Tally the lines in the items that contain the string "icon". Reply with only the number.

**Annotated region listings**
####################
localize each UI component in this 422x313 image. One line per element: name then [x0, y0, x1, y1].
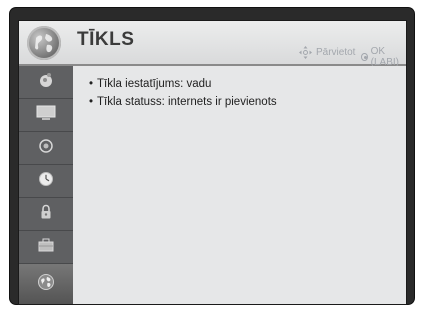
- audio-icon: [38, 138, 54, 159]
- hint-move: Pārvietot: [299, 46, 355, 59]
- network-setting-line: Tīkla iestatījums: vadu: [89, 78, 211, 90]
- page-title: TĪKLS: [77, 29, 135, 50]
- lock-icon: [39, 204, 53, 225]
- sidebar-item-lock[interactable]: [19, 198, 73, 231]
- ok-button-icon: [361, 53, 368, 61]
- monitor-icon: [36, 105, 56, 126]
- toolbox-icon: [37, 237, 55, 258]
- hint-ok-label: OK (LABI): [370, 46, 399, 68]
- network-status-line: Tīkla statuss: internets ir pievienots: [89, 96, 277, 108]
- sidebar-item-options[interactable]: [19, 231, 73, 264]
- network-globe-icon: [37, 273, 55, 296]
- picture-icon: [37, 71, 55, 94]
- hint-ok: OK (LABI): [361, 46, 406, 68]
- hint-move-label: Pārvietot: [316, 47, 356, 58]
- navigation-arrows-icon: [299, 46, 312, 59]
- sidebar-item-time[interactable]: [19, 165, 73, 198]
- sidebar-item-audio[interactable]: [19, 132, 73, 165]
- sidebar-item-monitor[interactable]: [19, 99, 73, 132]
- sidebar-item-network[interactable]: [19, 264, 73, 304]
- header-bar: TĪKLS Pārvietot OK (LABI): [19, 21, 406, 68]
- settings-screen: TĪKLS Pārvietot OK (LABI) • Tīkla iestat…: [18, 20, 407, 305]
- settings-sidebar: [19, 66, 73, 304]
- clock-icon: [38, 171, 54, 192]
- network-globe-icon: [27, 26, 61, 60]
- sidebar-item-picture[interactable]: [19, 66, 73, 99]
- network-info-panel: Tīkla iestatījums: vadu Tīkla statuss: i…: [73, 66, 406, 304]
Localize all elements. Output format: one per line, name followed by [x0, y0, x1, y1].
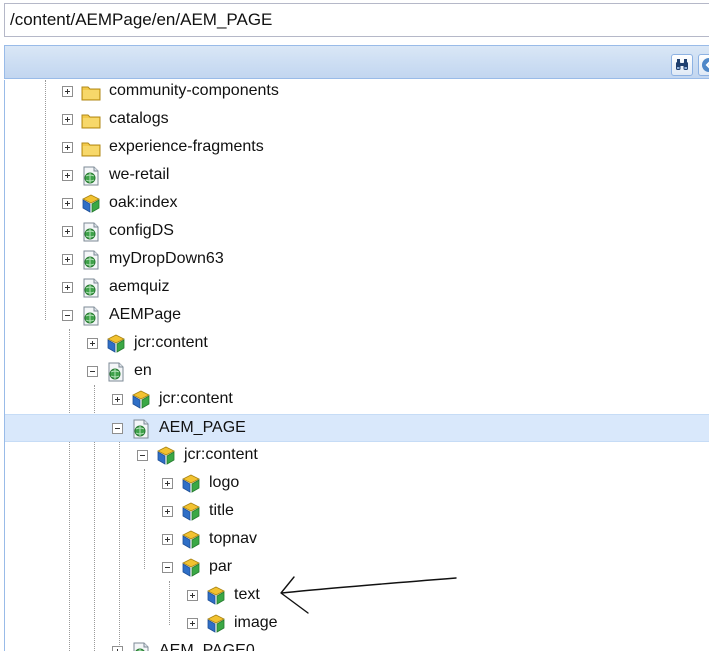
####################
**Task answer**
10